Your objective: Return every line below in which "orders" appears.

Data shown:
※ ※ ※

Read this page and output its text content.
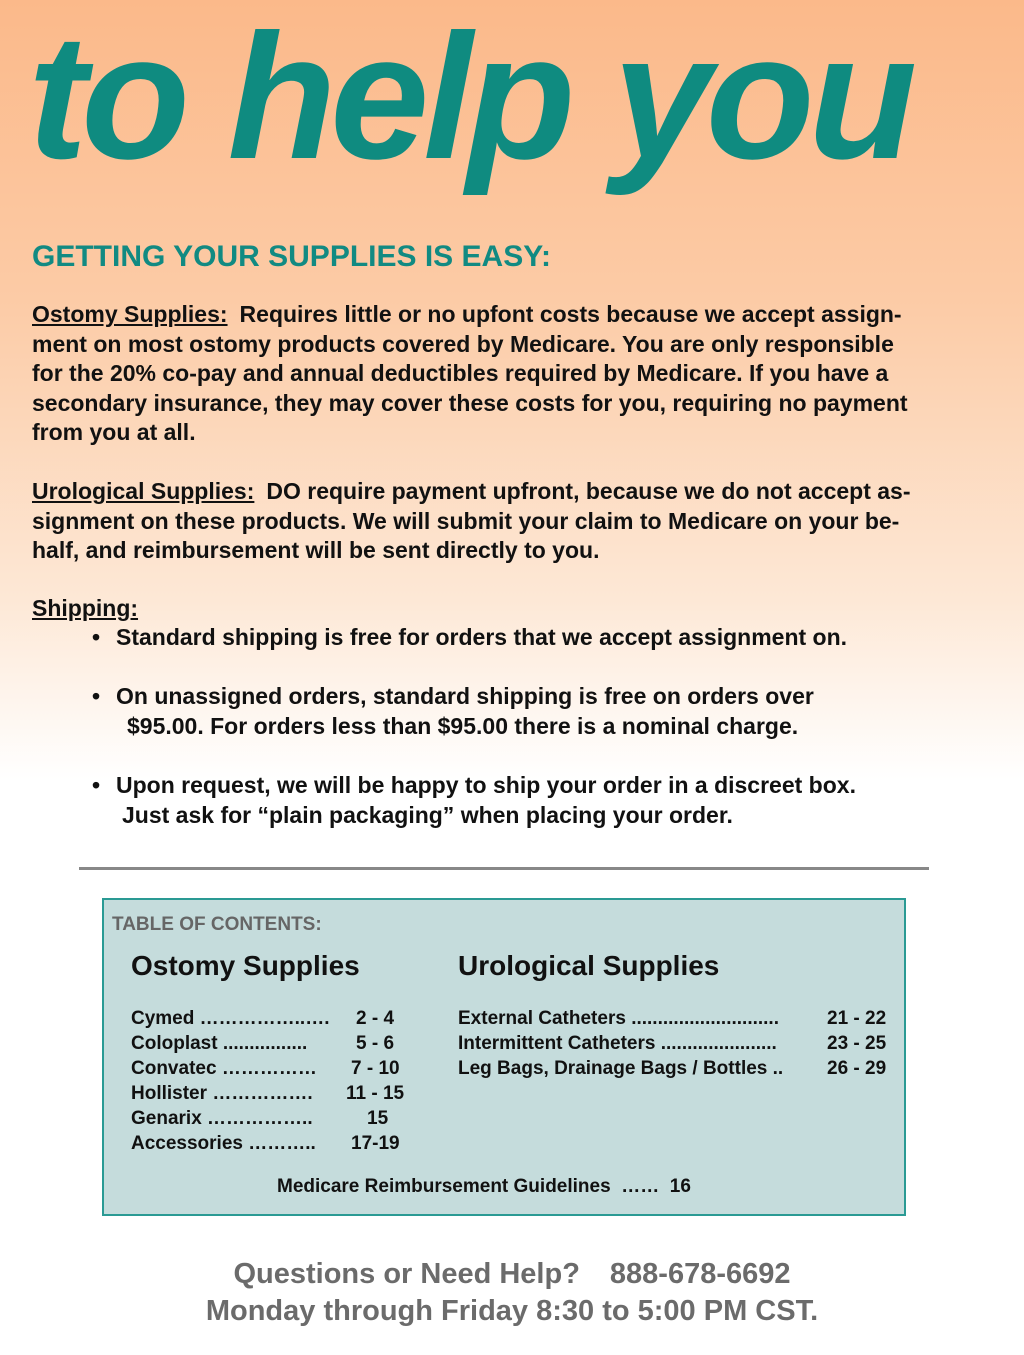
to help you
GETTING YOUR SUPPLIES IS EASY:
Ostomy Supplies: Requires little or no upfont costs because we accept assign-
ment on most ostomy products covered by Medicare. You are only responsible
for the 20% co-pay and annual deductibles required by Medicare. If you have a
secondary insurance, they may cover these costs for you, requiring no payment
from you at all.
Urological Supplies: DO require payment upfront, because we do not accept as-
signment on these products. We will submit your claim to Medicare on your be-
half, and reimbursement will be sent directly to you.
Shipping:
• Standard shipping is free for orders that we accept assignment on.
• On unassigned orders, standard shipping is free on orders over
$95.00. For orders less than $95.00 there is a nominal charge.
• Upon request, we will be happy to ship your order in a discreet box.
Just ask for “plain packaging” when placing your order.
TABLE OF CONTENTS:
Ostomy Supplies	Urological Supplies
Cymed ……………..…. 2 - 4
Coloplast ................	5 - 6
Convatec …………… 7 - 10
Hollister ……………. 11 - 15
Genarix ……………..	15
Accessories ……….. 17-19
External Catheters ............................	21 - 22
Intermittent Catheters ......................	23 - 25
Leg Bags, Drainage Bags / Bottles .. 26 - 29
Medicare Reimbursement Guidelines …… 16
Questions or Need Help? 888-678-6692
Monday through Friday 8:30 to 5:00 PM CST.
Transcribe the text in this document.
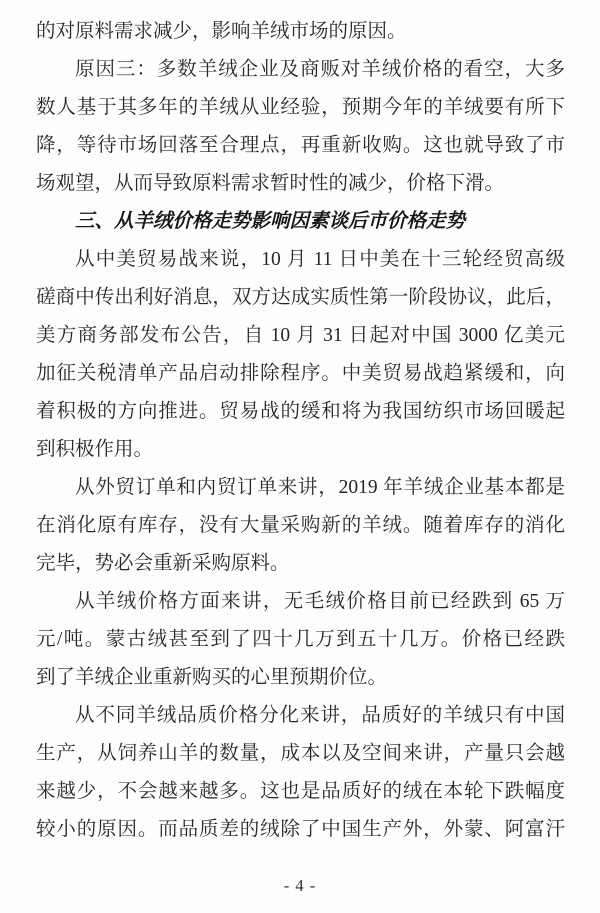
的对原料需求减少，影响羊绒市场的原因。
原因三：多数羊绒企业及商贩对羊绒价格的看空，大多
数人基于其多年的羊绒从业经验，预期今年的羊绒要有所下
降，等待市场回落至合理点，再重新收购。这也就导致了市
场观望，从而导致原料需求暂时性的减少，价格下滑。
三、从羊绒价格走势影响因素谈后市价格走势
从中美贸易战来说，10 月 11 日中美在十三轮经贸高级
磋商中传出利好消息，双方达成实质性第一阶段协议，此后，
美方商务部发布公告，自 10 月 31 日起对中国 3000 亿美元
加征关税清单产品启动排除程序。中美贸易战趋紧缓和，向
着积极的方向推进。贸易战的缓和将为我国纺织市场回暖起
到积极作用。
从外贸订单和内贸订单来讲，2019 年羊绒企业基本都是
在消化原有库存，没有大量采购新的羊绒。随着库存的消化
完毕，势必会重新采购原料。
从羊绒价格方面来讲，无毛绒价格目前已经跌到 65 万
元/吨。蒙古绒甚至到了四十几万到五十几万。价格已经跌
到了羊绒企业重新购买的心里预期价位。
从不同羊绒品质价格分化来讲，品质好的羊绒只有中国
生产，从饲养山羊的数量，成本以及空间来讲，产量只会越
来越少，不会越来越多。这也是品质好的绒在本轮下跌幅度
较小的原因。而品质差的绒除了中国生产外，外蒙、阿富汗
- 4 -
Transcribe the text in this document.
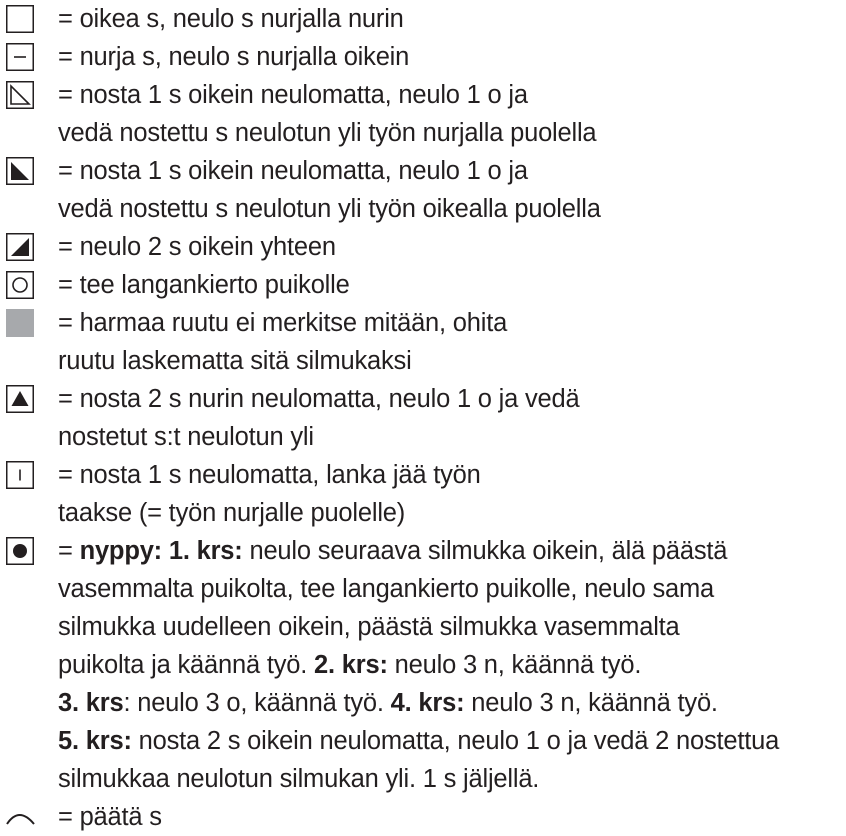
= oikea s, neulo s nurjalla nurin
= nurja s, neulo s nurjalla oikein
= nosta 1 s oikein neulomatta, neulo 1 o ja
vedä nostettu s neulotun yli työn nurjalla puolella
= nosta 1 s oikein neulomatta, neulo 1 o ja
vedä nostettu s neulotun yli työn oikealla puolella
= neulo 2 s oikein yhteen
= tee langankierto puikolle
= harmaa ruutu ei merkitse mitään, ohita
ruutu laskematta sitä silmukaksi
= nosta 2 s nurin neulomatta, neulo 1 o ja vedä
nostetut s:t neulotun yli
= nosta 1 s neulomatta, lanka jää työn
taakse (= työn nurjalle puolelle)
= nyppy: 1. krs: neulo seuraava silmukka oikein, älä päästä
vasemmalta puikolta, tee langankierto puikolle, neulo sama
silmukka uudelleen oikein, päästä silmukka vasemmalta
puikolta ja käännä työ. 2. krs: neulo 3 n, käännä työ.
3. krs: neulo 3 o, käännä työ. 4. krs: neulo 3 n, käännä työ.
5. krs: nosta 2 s oikein neulomatta, neulo 1 o ja vedä 2 nostettua
silmukkaa neulotun silmukan yli. 1 s jäljellä.
= päätä s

※ ※ ※

Answer to the problem:
• Standard shipping is free for orders that we accept assignment on.
• On unassigned orders, standard shipping is free on orders over
$95.00. For orders less than $95.00 there is a nominal charge.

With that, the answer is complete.